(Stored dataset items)
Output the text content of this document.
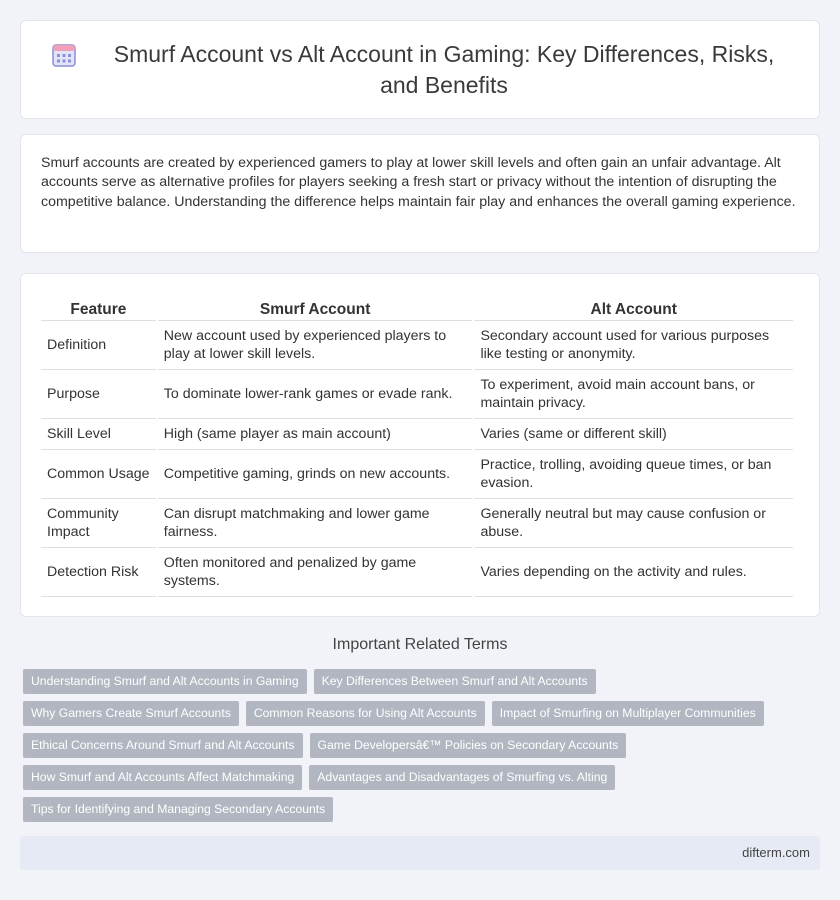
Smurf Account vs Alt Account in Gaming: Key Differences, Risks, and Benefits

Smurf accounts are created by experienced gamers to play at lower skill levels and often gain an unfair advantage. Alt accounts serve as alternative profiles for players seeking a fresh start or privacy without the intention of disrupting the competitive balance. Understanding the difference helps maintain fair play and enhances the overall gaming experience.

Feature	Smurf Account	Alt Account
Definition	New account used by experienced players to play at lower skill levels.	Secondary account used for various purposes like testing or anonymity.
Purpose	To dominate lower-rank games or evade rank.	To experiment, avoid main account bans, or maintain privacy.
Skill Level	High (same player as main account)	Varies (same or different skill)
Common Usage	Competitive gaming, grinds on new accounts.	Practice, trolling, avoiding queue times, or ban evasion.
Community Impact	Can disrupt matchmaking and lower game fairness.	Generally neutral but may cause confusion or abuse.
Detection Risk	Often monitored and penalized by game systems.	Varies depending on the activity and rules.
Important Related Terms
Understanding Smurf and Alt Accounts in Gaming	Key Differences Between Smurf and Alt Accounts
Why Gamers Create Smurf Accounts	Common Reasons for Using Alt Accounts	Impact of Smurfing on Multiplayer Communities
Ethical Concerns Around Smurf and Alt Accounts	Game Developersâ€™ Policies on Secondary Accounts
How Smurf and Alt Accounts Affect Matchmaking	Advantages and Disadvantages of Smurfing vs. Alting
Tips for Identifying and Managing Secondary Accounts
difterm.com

--

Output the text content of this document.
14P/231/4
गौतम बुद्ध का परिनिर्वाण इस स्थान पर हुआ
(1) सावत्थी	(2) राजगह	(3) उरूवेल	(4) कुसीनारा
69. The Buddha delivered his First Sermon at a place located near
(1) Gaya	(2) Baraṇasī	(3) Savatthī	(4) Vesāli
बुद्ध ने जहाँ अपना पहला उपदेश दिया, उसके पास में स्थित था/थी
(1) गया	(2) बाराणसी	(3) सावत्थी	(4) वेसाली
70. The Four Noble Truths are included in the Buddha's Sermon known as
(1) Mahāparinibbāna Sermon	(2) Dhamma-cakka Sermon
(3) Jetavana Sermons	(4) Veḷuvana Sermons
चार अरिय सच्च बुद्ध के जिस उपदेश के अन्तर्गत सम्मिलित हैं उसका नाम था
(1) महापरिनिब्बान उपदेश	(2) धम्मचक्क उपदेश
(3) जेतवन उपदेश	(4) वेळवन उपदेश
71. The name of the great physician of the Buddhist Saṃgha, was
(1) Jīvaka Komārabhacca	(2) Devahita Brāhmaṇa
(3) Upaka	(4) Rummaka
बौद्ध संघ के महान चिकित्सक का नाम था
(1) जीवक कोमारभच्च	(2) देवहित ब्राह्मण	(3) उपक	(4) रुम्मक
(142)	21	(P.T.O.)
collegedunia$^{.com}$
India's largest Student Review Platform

TASK STATEMENT ::
In the entries above, locate every line with the word "experienced" and copy it.

FINAL RESULT ::
Smurf accounts are created by experienced gamers to play at lower skill levels and often gain an unfair advantage. Alt accounts serve as alternative profiles for players seeking a fresh start or privacy without the intention of disrupting the competitive balance. Understanding the difference helps maintain fair play and enhances the overall gaming experience.
Definition	New account used by experienced players to play at lower skill levels.	Secondary account used for various purposes like testing or anonymity.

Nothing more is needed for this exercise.